DESCRIPTION OF THE TASK: Copy out all lines that hold "Temperature".

Rows from a figure dataset
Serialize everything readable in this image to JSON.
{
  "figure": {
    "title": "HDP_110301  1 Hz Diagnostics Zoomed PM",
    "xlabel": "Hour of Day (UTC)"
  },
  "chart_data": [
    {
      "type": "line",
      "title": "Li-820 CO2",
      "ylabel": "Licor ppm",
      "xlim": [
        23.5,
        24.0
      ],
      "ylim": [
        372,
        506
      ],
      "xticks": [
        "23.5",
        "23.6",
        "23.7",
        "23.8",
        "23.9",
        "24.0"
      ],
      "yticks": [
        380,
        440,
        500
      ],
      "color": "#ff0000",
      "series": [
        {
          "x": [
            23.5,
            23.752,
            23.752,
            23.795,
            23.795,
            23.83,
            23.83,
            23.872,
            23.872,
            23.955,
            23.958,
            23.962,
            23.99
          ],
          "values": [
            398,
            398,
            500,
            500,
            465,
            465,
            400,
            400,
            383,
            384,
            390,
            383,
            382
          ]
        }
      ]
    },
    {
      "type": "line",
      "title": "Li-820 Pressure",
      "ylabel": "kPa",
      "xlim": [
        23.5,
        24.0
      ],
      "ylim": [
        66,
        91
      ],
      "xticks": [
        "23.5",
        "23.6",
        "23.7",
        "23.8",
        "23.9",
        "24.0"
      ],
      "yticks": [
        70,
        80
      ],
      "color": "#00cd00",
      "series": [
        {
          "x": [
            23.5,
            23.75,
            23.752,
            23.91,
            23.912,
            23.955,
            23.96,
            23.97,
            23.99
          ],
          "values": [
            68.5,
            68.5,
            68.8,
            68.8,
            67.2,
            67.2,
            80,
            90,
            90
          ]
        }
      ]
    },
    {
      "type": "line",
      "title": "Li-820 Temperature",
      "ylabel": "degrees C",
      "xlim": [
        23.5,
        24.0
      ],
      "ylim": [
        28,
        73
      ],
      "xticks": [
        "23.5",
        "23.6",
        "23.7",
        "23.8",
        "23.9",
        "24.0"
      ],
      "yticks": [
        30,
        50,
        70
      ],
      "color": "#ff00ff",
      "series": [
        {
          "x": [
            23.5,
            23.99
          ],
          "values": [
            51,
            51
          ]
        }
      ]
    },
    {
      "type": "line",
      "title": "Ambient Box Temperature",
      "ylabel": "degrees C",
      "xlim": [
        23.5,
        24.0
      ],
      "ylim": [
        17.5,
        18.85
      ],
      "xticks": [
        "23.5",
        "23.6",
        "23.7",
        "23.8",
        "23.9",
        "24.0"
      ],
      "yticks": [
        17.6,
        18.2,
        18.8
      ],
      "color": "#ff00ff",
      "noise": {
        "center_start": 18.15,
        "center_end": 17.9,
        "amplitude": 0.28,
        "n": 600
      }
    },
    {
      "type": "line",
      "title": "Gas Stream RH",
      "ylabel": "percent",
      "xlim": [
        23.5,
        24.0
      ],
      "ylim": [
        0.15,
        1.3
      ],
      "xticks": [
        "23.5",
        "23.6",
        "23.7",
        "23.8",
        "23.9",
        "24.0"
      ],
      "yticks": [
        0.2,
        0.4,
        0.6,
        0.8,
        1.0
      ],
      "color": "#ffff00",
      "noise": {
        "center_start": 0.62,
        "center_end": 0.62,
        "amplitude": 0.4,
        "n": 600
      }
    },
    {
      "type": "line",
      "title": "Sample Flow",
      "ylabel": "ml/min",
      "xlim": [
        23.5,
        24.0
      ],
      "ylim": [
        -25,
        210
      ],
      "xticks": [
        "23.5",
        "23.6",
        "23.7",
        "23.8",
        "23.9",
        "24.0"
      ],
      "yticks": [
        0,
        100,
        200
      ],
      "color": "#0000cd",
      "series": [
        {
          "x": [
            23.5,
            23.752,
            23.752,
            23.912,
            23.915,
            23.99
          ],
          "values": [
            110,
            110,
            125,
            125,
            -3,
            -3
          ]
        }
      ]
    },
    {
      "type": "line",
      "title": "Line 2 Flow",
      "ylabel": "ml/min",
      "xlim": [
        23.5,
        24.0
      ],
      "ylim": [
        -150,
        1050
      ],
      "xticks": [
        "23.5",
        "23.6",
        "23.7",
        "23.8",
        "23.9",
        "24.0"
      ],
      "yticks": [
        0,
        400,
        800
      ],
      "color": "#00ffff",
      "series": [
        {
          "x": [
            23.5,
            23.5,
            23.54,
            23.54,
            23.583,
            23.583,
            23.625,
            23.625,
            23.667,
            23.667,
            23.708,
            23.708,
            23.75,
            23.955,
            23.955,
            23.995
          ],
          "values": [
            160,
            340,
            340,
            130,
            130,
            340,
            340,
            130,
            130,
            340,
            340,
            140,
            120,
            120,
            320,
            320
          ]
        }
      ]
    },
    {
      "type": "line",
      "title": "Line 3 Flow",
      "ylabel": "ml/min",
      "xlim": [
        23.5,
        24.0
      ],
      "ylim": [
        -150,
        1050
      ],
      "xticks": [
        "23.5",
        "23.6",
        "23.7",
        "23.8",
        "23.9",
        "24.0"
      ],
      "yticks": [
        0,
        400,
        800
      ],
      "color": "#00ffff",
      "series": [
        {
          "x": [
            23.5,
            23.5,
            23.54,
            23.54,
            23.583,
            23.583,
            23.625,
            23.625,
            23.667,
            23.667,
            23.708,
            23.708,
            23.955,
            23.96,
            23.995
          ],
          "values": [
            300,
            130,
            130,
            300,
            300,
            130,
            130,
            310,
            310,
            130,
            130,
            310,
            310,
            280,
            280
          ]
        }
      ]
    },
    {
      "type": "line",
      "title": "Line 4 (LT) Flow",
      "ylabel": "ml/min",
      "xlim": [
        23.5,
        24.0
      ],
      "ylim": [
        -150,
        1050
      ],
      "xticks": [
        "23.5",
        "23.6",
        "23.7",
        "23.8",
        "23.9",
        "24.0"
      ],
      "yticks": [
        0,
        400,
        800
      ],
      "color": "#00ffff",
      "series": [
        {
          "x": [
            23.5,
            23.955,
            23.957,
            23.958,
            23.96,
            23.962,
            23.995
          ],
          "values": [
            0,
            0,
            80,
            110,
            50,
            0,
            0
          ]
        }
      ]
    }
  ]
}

CORRECT RESPONSE:
      "title": "Li-820 Temperature",
      "title": "Ambient Box Temperature",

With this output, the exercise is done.